## SET PROBLEM
Go through each line of the records below and count those with the word "slides". Give only the count.
═════ RECORDS PROVIDED ═════
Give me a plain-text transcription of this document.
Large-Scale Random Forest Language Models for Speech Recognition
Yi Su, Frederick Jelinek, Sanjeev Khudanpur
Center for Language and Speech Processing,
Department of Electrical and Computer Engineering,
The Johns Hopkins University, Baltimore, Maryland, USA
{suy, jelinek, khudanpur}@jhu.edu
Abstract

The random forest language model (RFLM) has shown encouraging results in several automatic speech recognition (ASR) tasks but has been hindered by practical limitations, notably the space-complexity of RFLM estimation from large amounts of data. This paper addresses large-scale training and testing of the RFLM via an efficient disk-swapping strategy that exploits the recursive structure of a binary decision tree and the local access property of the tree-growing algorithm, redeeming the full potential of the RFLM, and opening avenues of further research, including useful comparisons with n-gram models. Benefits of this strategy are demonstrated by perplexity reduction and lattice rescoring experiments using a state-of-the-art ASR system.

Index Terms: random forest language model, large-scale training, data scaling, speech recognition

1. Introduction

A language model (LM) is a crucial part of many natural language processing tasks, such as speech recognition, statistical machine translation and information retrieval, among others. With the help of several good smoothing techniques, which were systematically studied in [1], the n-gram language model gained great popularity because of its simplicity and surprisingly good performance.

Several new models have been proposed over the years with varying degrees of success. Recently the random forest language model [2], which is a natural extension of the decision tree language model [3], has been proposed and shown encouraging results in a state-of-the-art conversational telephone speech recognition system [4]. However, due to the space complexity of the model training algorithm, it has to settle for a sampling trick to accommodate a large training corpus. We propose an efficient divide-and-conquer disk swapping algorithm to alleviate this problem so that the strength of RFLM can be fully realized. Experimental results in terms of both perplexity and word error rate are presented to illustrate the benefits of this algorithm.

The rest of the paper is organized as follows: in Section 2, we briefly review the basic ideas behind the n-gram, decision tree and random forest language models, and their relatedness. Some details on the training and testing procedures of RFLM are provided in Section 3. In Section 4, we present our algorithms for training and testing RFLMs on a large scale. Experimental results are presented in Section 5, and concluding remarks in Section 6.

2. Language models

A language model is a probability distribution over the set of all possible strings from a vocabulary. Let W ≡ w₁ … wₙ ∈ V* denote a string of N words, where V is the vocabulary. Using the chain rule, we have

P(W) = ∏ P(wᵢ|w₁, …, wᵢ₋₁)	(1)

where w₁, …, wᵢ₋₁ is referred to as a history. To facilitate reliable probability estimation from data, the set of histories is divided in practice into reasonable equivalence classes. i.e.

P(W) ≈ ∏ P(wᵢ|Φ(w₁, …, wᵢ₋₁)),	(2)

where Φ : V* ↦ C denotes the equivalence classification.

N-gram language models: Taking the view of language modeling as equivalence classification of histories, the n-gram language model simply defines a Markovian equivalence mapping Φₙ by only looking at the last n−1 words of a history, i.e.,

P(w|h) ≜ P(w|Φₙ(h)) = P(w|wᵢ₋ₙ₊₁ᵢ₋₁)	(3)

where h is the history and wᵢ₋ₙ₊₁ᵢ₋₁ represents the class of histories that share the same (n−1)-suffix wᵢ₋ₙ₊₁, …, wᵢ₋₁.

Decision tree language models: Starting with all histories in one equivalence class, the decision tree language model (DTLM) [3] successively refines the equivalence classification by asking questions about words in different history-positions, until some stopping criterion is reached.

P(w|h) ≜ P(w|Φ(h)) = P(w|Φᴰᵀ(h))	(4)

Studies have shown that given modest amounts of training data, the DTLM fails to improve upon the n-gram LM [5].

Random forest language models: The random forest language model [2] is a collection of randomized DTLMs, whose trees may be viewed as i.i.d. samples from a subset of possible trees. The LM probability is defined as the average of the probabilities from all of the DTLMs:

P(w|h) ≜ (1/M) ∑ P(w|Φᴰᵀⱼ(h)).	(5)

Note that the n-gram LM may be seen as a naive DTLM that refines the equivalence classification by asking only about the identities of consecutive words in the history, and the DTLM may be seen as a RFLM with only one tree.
═════
═════ RECORDS PROVIDED ═════
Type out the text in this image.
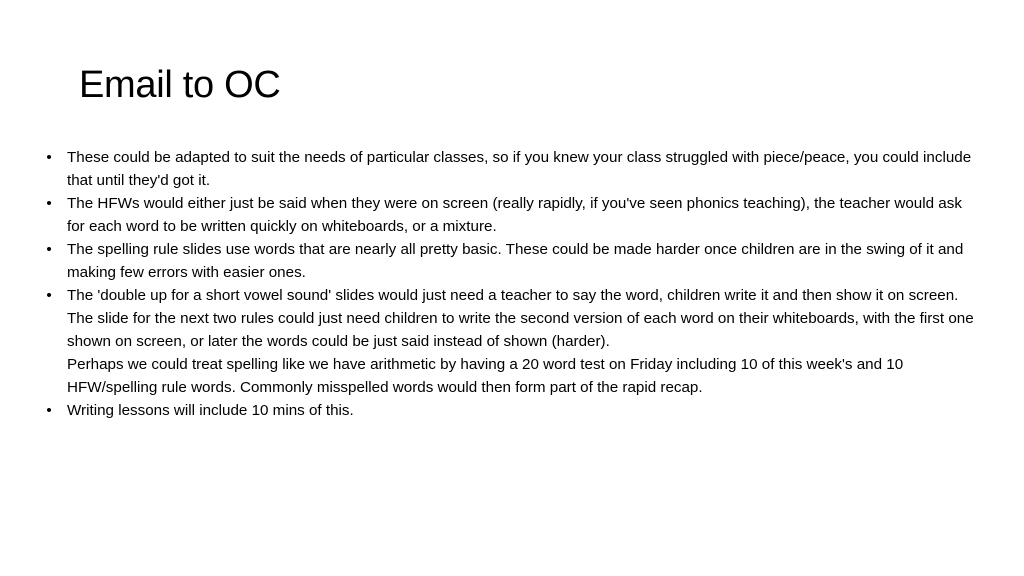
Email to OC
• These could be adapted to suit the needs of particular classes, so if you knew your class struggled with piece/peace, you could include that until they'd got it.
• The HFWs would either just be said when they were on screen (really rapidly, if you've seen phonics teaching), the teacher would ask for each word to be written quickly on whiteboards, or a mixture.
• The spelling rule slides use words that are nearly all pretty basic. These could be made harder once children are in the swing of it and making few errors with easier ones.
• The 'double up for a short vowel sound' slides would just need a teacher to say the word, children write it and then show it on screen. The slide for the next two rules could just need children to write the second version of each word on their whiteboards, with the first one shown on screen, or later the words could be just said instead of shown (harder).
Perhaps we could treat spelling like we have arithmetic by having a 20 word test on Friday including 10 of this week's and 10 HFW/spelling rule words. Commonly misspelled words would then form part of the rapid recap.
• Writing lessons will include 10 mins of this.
═════
## SOLUTION TO THE EXERCISE
2